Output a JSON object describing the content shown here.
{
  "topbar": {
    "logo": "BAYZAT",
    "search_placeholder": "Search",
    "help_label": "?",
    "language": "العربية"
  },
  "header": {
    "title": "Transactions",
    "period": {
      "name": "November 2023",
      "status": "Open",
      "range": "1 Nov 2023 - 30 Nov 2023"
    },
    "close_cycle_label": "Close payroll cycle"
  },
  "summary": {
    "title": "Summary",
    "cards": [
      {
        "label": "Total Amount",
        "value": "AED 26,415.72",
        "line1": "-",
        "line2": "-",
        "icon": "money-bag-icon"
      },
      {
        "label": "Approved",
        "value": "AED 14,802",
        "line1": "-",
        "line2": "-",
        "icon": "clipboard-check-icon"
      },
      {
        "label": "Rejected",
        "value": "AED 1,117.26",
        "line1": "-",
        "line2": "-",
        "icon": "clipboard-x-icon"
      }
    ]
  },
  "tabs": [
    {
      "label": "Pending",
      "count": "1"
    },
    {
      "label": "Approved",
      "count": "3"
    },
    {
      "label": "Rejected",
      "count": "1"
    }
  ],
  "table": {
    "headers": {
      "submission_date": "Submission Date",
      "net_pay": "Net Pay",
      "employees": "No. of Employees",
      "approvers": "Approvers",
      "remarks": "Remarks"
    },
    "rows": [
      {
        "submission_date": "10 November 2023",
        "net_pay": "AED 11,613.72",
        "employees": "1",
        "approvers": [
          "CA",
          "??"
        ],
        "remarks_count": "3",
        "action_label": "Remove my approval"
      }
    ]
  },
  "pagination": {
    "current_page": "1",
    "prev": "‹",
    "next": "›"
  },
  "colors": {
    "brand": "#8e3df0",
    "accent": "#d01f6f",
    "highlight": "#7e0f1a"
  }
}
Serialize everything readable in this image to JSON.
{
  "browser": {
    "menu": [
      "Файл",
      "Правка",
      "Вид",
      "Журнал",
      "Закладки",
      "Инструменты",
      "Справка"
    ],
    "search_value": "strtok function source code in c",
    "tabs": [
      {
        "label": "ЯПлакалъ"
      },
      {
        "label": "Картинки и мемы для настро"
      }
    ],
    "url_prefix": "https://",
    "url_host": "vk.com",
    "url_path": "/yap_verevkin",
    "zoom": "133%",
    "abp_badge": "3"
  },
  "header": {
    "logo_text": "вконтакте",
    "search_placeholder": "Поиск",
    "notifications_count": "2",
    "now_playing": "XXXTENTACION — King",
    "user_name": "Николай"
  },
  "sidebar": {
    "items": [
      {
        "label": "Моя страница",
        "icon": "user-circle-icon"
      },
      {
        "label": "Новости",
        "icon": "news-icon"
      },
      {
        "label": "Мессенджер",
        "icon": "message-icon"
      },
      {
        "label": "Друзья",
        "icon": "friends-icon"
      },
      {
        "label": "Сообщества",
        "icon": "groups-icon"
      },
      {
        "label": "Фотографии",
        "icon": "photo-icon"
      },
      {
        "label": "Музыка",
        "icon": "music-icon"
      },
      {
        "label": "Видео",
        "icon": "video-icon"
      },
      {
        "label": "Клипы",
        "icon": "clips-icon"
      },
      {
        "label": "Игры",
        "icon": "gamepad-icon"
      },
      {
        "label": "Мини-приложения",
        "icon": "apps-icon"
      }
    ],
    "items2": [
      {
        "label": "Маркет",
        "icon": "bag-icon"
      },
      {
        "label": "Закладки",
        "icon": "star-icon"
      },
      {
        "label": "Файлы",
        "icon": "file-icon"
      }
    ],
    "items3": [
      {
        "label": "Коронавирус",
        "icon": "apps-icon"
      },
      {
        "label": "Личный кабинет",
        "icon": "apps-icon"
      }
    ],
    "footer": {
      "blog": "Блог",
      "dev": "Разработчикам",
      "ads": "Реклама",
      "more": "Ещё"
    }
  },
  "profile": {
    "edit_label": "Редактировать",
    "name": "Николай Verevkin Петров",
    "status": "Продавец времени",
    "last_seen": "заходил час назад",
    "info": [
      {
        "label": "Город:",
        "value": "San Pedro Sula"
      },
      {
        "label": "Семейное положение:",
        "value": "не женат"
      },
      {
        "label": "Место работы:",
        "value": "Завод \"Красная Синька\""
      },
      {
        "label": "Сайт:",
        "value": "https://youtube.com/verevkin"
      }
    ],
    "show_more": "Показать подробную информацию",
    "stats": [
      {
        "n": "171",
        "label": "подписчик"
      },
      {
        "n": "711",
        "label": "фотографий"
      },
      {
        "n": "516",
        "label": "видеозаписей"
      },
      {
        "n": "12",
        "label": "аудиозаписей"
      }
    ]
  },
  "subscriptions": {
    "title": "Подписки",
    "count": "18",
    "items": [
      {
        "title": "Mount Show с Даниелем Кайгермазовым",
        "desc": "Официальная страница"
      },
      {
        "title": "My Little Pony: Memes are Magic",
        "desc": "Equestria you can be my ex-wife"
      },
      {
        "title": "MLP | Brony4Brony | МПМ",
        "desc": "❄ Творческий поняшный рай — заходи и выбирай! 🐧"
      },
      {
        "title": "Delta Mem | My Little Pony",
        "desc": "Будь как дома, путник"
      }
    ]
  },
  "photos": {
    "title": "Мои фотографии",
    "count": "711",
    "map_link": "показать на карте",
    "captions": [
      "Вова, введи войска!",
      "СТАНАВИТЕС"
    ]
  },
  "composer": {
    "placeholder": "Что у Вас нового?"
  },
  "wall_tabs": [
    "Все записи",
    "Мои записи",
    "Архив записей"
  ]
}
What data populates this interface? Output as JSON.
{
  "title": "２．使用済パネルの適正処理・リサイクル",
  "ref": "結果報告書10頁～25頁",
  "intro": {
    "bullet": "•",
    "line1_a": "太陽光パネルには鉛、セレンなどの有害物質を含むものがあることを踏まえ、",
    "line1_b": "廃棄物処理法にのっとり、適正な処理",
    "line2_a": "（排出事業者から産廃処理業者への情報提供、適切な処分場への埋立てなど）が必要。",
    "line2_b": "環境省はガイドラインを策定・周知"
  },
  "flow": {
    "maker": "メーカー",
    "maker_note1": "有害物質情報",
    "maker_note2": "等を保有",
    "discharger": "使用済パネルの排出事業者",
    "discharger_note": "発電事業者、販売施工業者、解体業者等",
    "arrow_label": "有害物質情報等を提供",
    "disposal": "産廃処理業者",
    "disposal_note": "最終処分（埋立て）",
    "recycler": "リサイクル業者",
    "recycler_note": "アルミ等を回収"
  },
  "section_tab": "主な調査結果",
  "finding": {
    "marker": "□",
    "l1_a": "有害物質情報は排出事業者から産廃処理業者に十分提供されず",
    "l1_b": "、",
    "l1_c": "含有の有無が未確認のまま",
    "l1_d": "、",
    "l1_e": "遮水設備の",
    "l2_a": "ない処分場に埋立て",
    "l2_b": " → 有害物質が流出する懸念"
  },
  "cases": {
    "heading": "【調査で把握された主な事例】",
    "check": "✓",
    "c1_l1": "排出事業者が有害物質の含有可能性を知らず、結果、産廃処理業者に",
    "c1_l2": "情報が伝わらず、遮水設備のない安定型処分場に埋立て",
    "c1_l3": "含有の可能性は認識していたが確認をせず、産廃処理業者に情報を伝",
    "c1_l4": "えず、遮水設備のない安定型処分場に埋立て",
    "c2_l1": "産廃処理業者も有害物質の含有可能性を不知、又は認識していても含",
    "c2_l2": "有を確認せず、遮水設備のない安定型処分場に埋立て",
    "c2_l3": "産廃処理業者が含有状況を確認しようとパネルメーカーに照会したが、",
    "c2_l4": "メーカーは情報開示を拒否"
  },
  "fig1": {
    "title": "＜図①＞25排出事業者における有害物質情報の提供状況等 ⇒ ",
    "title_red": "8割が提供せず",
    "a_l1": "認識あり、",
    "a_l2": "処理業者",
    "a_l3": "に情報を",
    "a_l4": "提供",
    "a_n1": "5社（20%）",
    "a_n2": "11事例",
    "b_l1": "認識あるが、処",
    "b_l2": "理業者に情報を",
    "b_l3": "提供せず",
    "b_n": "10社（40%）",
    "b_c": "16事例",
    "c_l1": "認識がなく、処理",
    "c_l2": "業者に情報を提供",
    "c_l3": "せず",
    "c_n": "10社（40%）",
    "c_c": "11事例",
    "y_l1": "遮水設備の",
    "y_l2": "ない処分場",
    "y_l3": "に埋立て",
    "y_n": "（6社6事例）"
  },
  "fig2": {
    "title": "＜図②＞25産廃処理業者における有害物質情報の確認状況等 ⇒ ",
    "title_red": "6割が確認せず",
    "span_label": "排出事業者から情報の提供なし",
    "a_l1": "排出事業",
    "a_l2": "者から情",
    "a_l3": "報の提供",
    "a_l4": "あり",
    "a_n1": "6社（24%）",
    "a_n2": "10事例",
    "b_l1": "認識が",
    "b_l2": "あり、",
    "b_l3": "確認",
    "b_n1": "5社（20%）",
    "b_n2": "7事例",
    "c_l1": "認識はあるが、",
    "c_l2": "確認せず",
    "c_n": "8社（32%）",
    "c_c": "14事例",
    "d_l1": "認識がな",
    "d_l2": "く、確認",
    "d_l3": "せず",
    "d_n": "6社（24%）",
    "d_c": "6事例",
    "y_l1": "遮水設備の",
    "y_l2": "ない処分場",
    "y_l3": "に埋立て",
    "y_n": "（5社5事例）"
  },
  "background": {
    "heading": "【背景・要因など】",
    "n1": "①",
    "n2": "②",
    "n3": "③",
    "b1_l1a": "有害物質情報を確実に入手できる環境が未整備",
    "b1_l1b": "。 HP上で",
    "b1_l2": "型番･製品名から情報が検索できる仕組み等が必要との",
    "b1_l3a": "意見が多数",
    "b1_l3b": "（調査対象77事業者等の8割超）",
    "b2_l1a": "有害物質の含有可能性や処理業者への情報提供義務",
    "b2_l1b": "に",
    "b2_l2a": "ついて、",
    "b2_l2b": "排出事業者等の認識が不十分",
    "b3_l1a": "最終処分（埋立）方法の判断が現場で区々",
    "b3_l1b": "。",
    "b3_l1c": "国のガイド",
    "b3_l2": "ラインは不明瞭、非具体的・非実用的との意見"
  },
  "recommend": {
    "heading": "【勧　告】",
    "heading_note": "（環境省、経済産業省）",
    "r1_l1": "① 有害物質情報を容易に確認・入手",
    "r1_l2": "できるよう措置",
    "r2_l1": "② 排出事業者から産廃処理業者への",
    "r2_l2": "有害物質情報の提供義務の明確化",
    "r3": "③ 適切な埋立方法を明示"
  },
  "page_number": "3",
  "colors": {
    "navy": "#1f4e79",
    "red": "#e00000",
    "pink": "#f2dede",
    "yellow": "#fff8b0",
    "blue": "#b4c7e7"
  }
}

> Given problem: From the entries above, copy each line holding "最終処分".

> Full answer:
    "disposal_note": "最終処分（埋立て）",
    "b3_l1a": "最終処分（埋立）方法の判断が現場で区々",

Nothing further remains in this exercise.